**TASK BRIEF:**
Would you output the whole listing below, exactly as it reads?

** start of SOURCE MATERIAL **

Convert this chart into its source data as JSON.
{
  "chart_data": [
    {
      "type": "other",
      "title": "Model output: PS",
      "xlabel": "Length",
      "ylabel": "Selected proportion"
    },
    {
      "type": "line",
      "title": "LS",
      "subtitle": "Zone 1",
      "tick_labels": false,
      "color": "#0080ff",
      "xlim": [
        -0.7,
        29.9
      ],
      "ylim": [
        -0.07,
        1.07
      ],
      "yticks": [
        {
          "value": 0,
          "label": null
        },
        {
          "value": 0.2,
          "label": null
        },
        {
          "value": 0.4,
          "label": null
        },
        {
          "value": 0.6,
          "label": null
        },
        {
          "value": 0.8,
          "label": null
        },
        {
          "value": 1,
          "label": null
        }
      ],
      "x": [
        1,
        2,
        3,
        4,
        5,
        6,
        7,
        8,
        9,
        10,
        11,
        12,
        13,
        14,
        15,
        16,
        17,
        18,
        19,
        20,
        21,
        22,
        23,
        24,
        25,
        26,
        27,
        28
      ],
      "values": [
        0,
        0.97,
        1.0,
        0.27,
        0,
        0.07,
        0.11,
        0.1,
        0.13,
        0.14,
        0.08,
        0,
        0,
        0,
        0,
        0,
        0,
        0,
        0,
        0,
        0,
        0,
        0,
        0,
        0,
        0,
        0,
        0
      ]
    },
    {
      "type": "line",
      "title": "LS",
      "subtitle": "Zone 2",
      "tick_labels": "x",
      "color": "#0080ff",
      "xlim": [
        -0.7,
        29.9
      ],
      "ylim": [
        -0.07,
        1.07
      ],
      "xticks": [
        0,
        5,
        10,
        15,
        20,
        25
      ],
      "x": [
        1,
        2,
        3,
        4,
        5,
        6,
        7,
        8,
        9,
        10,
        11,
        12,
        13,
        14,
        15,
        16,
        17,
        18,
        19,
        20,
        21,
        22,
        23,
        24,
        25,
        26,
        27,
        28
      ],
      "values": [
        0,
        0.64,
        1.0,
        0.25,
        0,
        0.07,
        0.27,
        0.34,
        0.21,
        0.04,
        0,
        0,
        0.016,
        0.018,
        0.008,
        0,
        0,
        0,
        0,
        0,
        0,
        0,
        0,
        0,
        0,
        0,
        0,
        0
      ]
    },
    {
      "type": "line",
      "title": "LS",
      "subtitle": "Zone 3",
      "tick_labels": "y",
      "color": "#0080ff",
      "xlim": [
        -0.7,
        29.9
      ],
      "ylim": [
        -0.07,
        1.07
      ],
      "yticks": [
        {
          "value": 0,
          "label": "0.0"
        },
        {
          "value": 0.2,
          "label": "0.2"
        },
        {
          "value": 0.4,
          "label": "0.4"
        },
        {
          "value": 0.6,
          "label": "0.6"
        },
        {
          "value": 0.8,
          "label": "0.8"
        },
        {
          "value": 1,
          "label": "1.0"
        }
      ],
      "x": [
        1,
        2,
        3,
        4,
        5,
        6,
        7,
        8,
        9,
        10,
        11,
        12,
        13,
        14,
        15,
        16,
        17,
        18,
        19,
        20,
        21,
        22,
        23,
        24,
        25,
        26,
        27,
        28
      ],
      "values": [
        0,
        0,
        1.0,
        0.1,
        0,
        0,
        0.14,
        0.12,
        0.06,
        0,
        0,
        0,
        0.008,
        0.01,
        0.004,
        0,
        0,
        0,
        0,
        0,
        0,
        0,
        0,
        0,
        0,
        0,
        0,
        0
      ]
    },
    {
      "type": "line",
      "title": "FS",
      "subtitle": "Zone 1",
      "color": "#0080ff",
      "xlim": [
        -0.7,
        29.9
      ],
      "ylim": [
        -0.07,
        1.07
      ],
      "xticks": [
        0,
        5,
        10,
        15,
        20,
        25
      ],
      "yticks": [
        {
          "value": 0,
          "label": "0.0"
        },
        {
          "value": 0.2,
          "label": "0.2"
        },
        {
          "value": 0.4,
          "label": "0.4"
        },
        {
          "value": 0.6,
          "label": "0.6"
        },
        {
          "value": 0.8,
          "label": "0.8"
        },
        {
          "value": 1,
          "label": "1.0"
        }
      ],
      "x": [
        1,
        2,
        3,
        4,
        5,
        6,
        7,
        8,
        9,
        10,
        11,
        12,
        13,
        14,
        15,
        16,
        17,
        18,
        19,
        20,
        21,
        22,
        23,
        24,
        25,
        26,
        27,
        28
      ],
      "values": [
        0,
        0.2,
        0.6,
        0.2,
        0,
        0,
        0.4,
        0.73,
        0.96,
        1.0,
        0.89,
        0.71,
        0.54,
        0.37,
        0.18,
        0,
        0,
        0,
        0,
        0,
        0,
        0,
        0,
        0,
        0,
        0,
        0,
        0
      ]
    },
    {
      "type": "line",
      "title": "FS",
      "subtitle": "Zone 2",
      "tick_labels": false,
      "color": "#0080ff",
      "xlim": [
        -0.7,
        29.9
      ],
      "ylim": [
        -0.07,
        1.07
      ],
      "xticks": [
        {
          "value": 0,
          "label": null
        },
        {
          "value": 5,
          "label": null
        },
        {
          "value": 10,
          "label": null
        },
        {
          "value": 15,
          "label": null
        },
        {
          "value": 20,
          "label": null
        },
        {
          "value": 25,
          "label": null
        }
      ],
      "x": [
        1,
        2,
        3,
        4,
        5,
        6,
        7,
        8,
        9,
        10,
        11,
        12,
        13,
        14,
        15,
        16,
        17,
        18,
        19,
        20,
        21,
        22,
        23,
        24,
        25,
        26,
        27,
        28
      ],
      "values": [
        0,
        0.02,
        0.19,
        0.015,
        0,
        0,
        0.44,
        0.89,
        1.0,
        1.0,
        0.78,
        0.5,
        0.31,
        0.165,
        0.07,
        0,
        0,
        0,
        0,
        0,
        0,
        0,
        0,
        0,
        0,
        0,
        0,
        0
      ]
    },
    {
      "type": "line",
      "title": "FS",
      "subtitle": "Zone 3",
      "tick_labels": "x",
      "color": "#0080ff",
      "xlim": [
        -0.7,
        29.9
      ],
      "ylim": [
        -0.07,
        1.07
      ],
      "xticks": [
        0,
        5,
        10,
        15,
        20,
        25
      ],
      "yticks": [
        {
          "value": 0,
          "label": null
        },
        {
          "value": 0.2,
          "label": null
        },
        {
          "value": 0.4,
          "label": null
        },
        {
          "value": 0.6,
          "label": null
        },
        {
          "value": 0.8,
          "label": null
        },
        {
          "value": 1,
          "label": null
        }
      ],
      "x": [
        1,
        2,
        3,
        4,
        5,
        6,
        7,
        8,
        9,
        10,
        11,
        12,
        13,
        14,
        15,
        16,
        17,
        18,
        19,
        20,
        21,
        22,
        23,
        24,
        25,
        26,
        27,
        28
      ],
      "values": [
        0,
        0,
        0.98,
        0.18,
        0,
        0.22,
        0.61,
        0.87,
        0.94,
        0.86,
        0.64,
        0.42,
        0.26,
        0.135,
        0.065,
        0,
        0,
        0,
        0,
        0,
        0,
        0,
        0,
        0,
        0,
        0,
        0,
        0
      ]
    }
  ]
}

** end of SOURCE MATERIAL **

**RESPONSE TO THIS EXERCISE:**
Convert this chart into its source data as JSON.
{
  "chart_data": [
    {
      "type": "other",
      "title": "Model output: PS",
      "xlabel": "Length",
      "ylabel": "Selected proportion"
    },
    {
      "type": "line",
      "title": "LS",
      "subtitle": "Zone 1",
      "tick_labels": false,
      "color": "#0080ff",
      "xlim": [
        -0.7,
        29.9
      ],
      "ylim": [
        -0.07,
        1.07
      ],
      "yticks": [
        {
          "value": 0,
          "label": null
        },
        {
          "value": 0.2,
          "label": null
        },
        {
          "value": 0.4,
          "label": null
        },
        {
          "value": 0.6,
          "label": null
        },
        {
          "value": 0.8,
          "label": null
        },
        {
          "value": 1,
          "label": null
        }
      ],
      "x": [
        1,
        2,
        3,
        4,
        5,
        6,
        7,
        8,
        9,
        10,
        11,
        12,
        13,
        14,
        15,
        16,
        17,
        18,
        19,
        20,
        21,
        22,
        23,
        24,
        25,
        26,
        27,
        28
      ],
      "values": [
        0,
        0.97,
        1.0,
        0.27,
        0,
        0.07,
        0.11,
        0.1,
        0.13,
        0.14,
        0.08,
        0,
        0,
        0,
        0,
        0,
        0,
        0,
        0,
        0,
        0,
        0,
        0,
        0,
        0,
        0,
        0,
        0
      ]
    },
    {
      "type": "line",
      "title": "LS",
      "subtitle": "Zone 2",
      "tick_labels": "x",
      "color": "#0080ff",
      "xlim": [
        -0.7,
        29.9
      ],
      "ylim": [
        -0.07,
        1.07
      ],
      "xticks": [
        0,
        5,
        10,
        15,
        20,
        25
      ],
      "x": [
        1,
        2,
        3,
        4,
        5,
        6,
        7,
        8,
        9,
        10,
        11,
        12,
        13,
        14,
        15,
        16,
        17,
        18,
        19,
        20,
        21,
        22,
        23,
        24,
        25,
        26,
        27,
        28
      ],
      "values": [
        0,
        0.64,
        1.0,
        0.25,
        0,
        0.07,
        0.27,
        0.34,
        0.21,
        0.04,
        0,
        0,
        0.016,
        0.018,
        0.008,
        0,
        0,
        0,
        0,
        0,
        0,
        0,
        0,
        0,
        0,
        0,
        0,
        0
      ]
    },
    {
      "type": "line",
      "title": "LS",
      "subtitle": "Zone 3",
      "tick_labels": "y",
      "color": "#0080ff",
      "xlim": [
        -0.7,
        29.9
      ],
      "ylim": [
        -0.07,
        1.07
      ],
      "yticks": [
        {
          "value": 0,
          "label": "0.0"
        },
        {
          "value": 0.2,
          "label": "0.2"
        },
        {
          "value": 0.4,
          "label": "0.4"
        },
        {
          "value": 0.6,
          "label": "0.6"
        },
        {
          "value": 0.8,
          "label": "0.8"
        },
        {
          "value": 1,
          "label": "1.0"
        }
      ],
      "x": [
        1,
        2,
        3,
        4,
        5,
        6,
        7,
        8,
        9,
        10,
        11,
        12,
        13,
        14,
        15,
        16,
        17,
        18,
        19,
        20,
        21,
        22,
        23,
        24,
        25,
        26,
        27,
        28
      ],
      "values": [
        0,
        0,
        1.0,
        0.1,
        0,
        0,
        0.14,
        0.12,
        0.06,
        0,
        0,
        0,
        0.008,
        0.01,
        0.004,
        0,
        0,
        0,
        0,
        0,
        0,
        0,
        0,
        0,
        0,
        0,
        0,
        0
      ]
    },
    {
      "type": "line",
      "title": "FS",
      "subtitle": "Zone 1",
      "color": "#0080ff",
      "xlim": [
        -0.7,
        29.9
      ],
      "ylim": [
        -0.07,
        1.07
      ],
      "xticks": [
        0,
        5,
        10,
        15,
        20,
        25
      ],
      "yticks": [
        {
          "value": 0,
          "label": "0.0"
        },
        {
          "value": 0.2,
          "label": "0.2"
        },
        {
          "value": 0.4,
          "label": "0.4"
        },
        {
          "value": 0.6,
          "label": "0.6"
        },
        {
          "value": 0.8,
          "label": "0.8"
        },
        {
          "value": 1,
          "label": "1.0"
        }
      ],
      "x": [
        1,
        2,
        3,
        4,
        5,
        6,
        7,
        8,
        9,
        10,
        11,
        12,
        13,
        14,
        15,
        16,
        17,
        18,
        19,
        20,
        21,
        22,
        23,
        24,
        25,
        26,
        27,
        28
      ],
      "values": [
        0,
        0.2,
        0.6,
        0.2,
        0,
        0,
        0.4,
        0.73,
        0.96,
        1.0,
        0.89,
        0.71,
        0.54,
        0.37,
        0.18,
        0,
        0,
        0,
        0,
        0,
        0,
        0,
        0,
        0,
        0,
        0,
        0,
        0
      ]
    },
    {
      "type": "line",
      "title": "FS",
      "subtitle": "Zone 2",
      "tick_labels": false,
      "color": "#0080ff",
      "xlim": [
        -0.7,
        29.9
      ],
      "ylim": [
        -0.07,
        1.07
      ],
      "xticks": [
        {
          "value": 0,
          "label": null
        },
        {
          "value": 5,
          "label": null
        },
        {
          "value": 10,
          "label": null
        },
        {
          "value": 15,
          "label": null
        },
        {
          "value": 20,
          "label": null
        },
        {
          "value": 25,
          "label": null
        }
      ],
      "x": [
        1,
        2,
        3,
        4,
        5,
        6,
        7,
        8,
        9,
        10,
        11,
        12,
        13,
        14,
        15,
        16,
        17,
        18,
        19,
        20,
        21,
        22,
        23,
        24,
        25,
        26,
        27,
        28
      ],
      "values": [
        0,
        0.02,
        0.19,
        0.015,
        0,
        0,
        0.44,
        0.89,
        1.0,
        1.0,
        0.78,
        0.5,
        0.31,
        0.165,
        0.07,
        0,
        0,
        0,
        0,
        0,
        0,
        0,
        0,
        0,
        0,
        0,
        0,
        0
      ]
    },
    {
      "type": "line",
      "title": "FS",
      "subtitle": "Zone 3",
      "tick_labels": "x",
      "color": "#0080ff",
      "xlim": [
        -0.7,
        29.9
      ],
      "ylim": [
        -0.07,
        1.07
      ],
      "xticks": [
        0,
        5,
        10,
        15,
        20,
        25
      ],
      "yticks": [
        {
          "value": 0,
          "label": null
        },
        {
          "value": 0.2,
          "label": null
        },
        {
          "value": 0.4,
          "label": null
        },
        {
          "value": 0.6,
          "label": null
        },
        {
          "value": 0.8,
          "label": null
        },
        {
          "value": 1,
          "label": null
        }
      ],
      "x": [
        1,
        2,
        3,
        4,
        5,
        6,
        7,
        8,
        9,
        10,
        11,
        12,
        13,
        14,
        15,
        16,
        17,
        18,
        19,
        20,
        21,
        22,
        23,
        24,
        25,
        26,
        27,
        28
      ],
      "values": [
        0,
        0,
        0.98,
        0.18,
        0,
        0.22,
        0.61,
        0.87,
        0.94,
        0.86,
        0.64,
        0.42,
        0.26,
        0.135,
        0.065,
        0,
        0,
        0,
        0,
        0,
        0,
        0,
        0,
        0,
        0,
        0,
        0,
        0
      ]
    }
  ]
}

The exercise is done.